- [Set task] Can the data below be set down again exactly, line for line?
>> start Recorded information
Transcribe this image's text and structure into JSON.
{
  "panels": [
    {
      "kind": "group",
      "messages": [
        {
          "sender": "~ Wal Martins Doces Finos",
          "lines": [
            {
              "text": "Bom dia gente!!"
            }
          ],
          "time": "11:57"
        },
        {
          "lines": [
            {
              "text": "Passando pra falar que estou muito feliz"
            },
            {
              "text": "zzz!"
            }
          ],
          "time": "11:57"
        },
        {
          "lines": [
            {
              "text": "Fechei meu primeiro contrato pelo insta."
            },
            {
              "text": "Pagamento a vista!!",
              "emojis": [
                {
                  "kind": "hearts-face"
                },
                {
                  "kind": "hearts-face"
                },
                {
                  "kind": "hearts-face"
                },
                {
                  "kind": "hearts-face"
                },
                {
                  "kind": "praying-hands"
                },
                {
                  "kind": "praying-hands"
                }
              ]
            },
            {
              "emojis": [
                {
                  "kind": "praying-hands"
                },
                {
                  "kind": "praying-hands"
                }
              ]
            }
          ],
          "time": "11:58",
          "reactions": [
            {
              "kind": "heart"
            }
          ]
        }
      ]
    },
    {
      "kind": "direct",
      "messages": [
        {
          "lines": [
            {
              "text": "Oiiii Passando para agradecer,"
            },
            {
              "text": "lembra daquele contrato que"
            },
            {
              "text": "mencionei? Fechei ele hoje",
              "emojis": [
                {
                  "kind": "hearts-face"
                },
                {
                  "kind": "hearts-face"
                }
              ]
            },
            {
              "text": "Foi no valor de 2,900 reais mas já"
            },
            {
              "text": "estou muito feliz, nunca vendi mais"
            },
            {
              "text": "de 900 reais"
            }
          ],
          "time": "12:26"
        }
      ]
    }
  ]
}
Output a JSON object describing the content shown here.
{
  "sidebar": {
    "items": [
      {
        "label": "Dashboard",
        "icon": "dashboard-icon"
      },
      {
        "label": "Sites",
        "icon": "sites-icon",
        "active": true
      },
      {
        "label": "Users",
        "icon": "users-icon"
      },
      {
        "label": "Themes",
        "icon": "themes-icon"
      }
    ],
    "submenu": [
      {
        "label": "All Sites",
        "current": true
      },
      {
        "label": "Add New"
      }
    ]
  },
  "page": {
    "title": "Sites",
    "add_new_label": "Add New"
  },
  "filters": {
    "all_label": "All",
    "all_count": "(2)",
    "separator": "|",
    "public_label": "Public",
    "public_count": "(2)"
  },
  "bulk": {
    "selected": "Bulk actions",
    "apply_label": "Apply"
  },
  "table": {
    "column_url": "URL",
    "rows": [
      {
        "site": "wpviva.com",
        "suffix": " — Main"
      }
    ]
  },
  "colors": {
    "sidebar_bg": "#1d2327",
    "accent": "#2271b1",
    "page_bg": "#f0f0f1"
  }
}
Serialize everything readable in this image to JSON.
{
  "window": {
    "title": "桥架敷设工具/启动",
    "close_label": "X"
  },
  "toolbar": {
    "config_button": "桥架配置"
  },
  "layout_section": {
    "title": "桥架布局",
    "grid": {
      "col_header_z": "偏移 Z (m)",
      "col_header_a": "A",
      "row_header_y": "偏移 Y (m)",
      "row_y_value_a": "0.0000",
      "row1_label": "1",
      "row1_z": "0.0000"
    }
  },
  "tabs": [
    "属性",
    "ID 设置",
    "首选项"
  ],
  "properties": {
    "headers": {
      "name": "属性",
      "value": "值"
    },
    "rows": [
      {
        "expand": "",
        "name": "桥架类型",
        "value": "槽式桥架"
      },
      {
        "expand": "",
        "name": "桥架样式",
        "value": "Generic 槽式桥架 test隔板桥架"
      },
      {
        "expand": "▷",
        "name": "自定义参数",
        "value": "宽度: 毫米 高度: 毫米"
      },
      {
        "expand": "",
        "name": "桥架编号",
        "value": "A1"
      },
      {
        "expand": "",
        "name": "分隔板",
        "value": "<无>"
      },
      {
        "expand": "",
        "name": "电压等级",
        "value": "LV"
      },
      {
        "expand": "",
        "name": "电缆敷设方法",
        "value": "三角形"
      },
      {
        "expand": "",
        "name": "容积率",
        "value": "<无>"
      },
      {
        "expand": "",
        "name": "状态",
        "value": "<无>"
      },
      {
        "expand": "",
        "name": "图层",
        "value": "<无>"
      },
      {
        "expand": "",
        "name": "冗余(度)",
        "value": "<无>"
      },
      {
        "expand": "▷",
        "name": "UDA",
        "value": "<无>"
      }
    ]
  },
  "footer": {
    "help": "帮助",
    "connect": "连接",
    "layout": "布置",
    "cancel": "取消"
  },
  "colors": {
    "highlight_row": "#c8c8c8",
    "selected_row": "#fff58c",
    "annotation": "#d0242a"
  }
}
>> end Recorded information
- [Finished answer]
Transcribe this image's text and structure into JSON.
{
  "panels": [
    {
      "kind": "group",
      "messages": [
        {
          "sender": "~ Wal Martins Doces Finos",
          "lines": [
            {
              "text": "Bom dia gente!!"
            }
          ],
          "time": "11:57"
        },
        {
          "lines": [
            {
              "text": "Passando pra falar que estou muito feliz"
            },
            {
              "text": "zzz!"
            }
          ],
          "time": "11:57"
        },
        {
          "lines": [
            {
              "text": "Fechei meu primeiro contrato pelo insta."
            },
            {
              "text": "Pagamento a vista!!",
              "emojis": [
                {
                  "kind": "hearts-face"
                },
                {
                  "kind": "hearts-face"
                },
                {
                  "kind": "hearts-face"
                },
                {
                  "kind": "hearts-face"
                },
                {
                  "kind": "praying-hands"
                },
                {
                  "kind": "praying-hands"
                }
              ]
            },
            {
              "emojis": [
                {
                  "kind": "praying-hands"
                },
                {
                  "kind": "praying-hands"
                }
              ]
            }
          ],
          "time": "11:58",
          "reactions": [
            {
              "kind": "heart"
            }
          ]
        }
      ]
    },
    {
      "kind": "direct",
      "messages": [
        {
          "lines": [
            {
              "text": "Oiiii Passando para agradecer,"
            },
            {
              "text": "lembra daquele contrato que"
            },
            {
              "text": "mencionei? Fechei ele hoje",
              "emojis": [
                {
                  "kind": "hearts-face"
                },
                {
                  "kind": "hearts-face"
                }
              ]
            },
            {
              "text": "Foi no valor de 2,900 reais mas já"
            },
            {
              "text": "estou muito feliz, nunca vendi mais"
            },
            {
              "text": "de 900 reais"
            }
          ],
          "time": "12:26"
        }
      ]
    }
  ]
}
Output a JSON object describing the content shown here.
{
  "sidebar": {
    "items": [
      {
        "label": "Dashboard",
        "icon": "dashboard-icon"
      },
      {
        "label": "Sites",
        "icon": "sites-icon",
        "active": true
      },
      {
        "label": "Users",
        "icon": "users-icon"
      },
      {
        "label": "Themes",
        "icon": "themes-icon"
      }
    ],
    "submenu": [
      {
        "label": "All Sites",
        "current": true
      },
      {
        "label": "Add New"
      }
    ]
  },
  "page": {
    "title": "Sites",
    "add_new_label": "Add New"
  },
  "filters": {
    "all_label": "All",
    "all_count": "(2)",
    "separator": "|",
    "public_label": "Public",
    "public_count": "(2)"
  },
  "bulk": {
    "selected": "Bulk actions",
    "apply_label": "Apply"
  },
  "table": {
    "column_url": "URL",
    "rows": [
      {
        "site": "wpviva.com",
        "suffix": " — Main"
      }
    ]
  },
  "colors": {
    "sidebar_bg": "#1d2327",
    "accent": "#2271b1",
    "page_bg": "#f0f0f1"
  }
}
Serialize everything readable in this image to JSON.
{
  "window": {
    "title": "桥架敷设工具/启动",
    "close_label": "X"
  },
  "toolbar": {
    "config_button": "桥架配置"
  },
  "layout_section": {
    "title": "桥架布局",
    "grid": {
      "col_header_z": "偏移 Z (m)",
      "col_header_a": "A",
      "row_header_y": "偏移 Y (m)",
      "row_y_value_a": "0.0000",
      "row1_label": "1",
      "row1_z": "0.0000"
    }
  },
  "tabs": [
    "属性",
    "ID 设置",
    "首选项"
  ],
  "properties": {
    "headers": {
      "name": "属性",
      "value": "值"
    },
    "rows": [
      {
        "expand": "",
        "name": "桥架类型",
        "value": "槽式桥架"
      },
      {
        "expand": "",
        "name": "桥架样式",
        "value": "Generic 槽式桥架 test隔板桥架"
      },
      {
        "expand": "▷",
        "name": "自定义参数",
        "value": "宽度: 毫米 高度: 毫米"
      },
      {
        "expand": "",
        "name": "桥架编号",
        "value": "A1"
      },
      {
        "expand": "",
        "name": "分隔板",
        "value": "<无>"
      },
      {
        "expand": "",
        "name": "电压等级",
        "value": "LV"
      },
      {
        "expand": "",
        "name": "电缆敷设方法",
        "value": "三角形"
      },
      {
        "expand": "",
        "name": "容积率",
        "value": "<无>"
      },
      {
        "expand": "",
        "name": "状态",
        "value": "<无>"
      },
      {
        "expand": "",
        "name": "图层",
        "value": "<无>"
      },
      {
        "expand": "",
        "name": "冗余(度)",
        "value": "<无>"
      },
      {
        "expand": "▷",
        "name": "UDA",
        "value": "<无>"
      }
    ]
  },
  "footer": {
    "help": "帮助",
    "connect": "连接",
    "layout": "布置",
    "cancel": "取消"
  },
  "colors": {
    "highlight_row": "#c8c8c8",
    "selected_row": "#fff58c",
    "annotation": "#d0242a"
  }
}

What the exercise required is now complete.